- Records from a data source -
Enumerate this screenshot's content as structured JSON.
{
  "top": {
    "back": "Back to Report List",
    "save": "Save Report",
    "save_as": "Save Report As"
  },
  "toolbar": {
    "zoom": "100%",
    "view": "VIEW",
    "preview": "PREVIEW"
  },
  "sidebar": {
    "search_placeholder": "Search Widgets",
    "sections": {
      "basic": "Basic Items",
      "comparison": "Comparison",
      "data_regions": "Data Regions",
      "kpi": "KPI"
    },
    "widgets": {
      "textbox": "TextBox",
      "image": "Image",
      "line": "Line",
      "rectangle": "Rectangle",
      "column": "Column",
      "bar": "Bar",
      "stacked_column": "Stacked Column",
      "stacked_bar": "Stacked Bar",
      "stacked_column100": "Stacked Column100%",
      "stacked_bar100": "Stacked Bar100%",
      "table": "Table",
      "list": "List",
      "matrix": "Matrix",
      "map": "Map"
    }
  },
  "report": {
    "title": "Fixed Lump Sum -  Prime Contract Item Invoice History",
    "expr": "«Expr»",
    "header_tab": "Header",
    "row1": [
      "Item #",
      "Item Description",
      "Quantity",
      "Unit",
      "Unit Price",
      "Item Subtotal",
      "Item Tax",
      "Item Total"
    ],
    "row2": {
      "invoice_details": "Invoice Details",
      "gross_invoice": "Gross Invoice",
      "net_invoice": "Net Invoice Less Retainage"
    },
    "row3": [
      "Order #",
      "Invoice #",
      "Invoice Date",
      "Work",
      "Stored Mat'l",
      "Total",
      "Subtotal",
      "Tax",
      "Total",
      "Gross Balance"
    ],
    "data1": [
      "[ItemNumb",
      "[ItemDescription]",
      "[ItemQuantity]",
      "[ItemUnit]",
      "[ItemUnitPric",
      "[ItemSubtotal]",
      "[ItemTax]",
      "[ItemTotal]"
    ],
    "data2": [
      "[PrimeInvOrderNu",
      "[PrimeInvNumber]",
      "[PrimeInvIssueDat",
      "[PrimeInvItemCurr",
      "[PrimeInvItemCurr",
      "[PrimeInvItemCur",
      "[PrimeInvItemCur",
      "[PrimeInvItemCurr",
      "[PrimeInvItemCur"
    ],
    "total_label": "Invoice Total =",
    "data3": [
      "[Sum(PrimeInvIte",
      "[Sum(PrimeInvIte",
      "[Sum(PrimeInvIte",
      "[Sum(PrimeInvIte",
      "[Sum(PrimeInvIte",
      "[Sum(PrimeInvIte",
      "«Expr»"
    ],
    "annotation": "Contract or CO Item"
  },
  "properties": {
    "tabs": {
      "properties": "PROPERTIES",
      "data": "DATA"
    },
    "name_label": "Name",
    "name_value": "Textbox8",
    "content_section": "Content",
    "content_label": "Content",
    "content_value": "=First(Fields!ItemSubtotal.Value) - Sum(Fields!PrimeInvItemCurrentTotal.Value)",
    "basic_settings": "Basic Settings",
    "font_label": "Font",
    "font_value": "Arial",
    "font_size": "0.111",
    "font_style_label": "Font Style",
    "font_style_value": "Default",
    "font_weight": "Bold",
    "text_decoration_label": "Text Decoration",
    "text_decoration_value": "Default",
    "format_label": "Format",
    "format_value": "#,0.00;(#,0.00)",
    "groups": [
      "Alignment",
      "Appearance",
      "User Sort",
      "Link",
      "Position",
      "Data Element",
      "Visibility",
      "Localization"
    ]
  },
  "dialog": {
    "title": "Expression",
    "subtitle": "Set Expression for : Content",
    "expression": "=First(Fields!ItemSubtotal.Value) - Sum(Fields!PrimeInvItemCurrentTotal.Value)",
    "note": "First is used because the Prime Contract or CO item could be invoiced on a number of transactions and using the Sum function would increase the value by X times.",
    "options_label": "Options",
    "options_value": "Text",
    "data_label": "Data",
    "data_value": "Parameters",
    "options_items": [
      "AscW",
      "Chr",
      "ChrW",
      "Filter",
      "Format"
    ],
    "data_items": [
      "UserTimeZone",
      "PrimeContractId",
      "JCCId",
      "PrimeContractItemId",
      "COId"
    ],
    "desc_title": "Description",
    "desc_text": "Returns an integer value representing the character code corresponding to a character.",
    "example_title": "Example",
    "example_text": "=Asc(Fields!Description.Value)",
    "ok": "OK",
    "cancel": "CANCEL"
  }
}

- Stated task -
Go through the entries above and pull out each line with "Save" in it.

- Finished task -
    "save": "Save Report",
    "save_as": "Save Report As"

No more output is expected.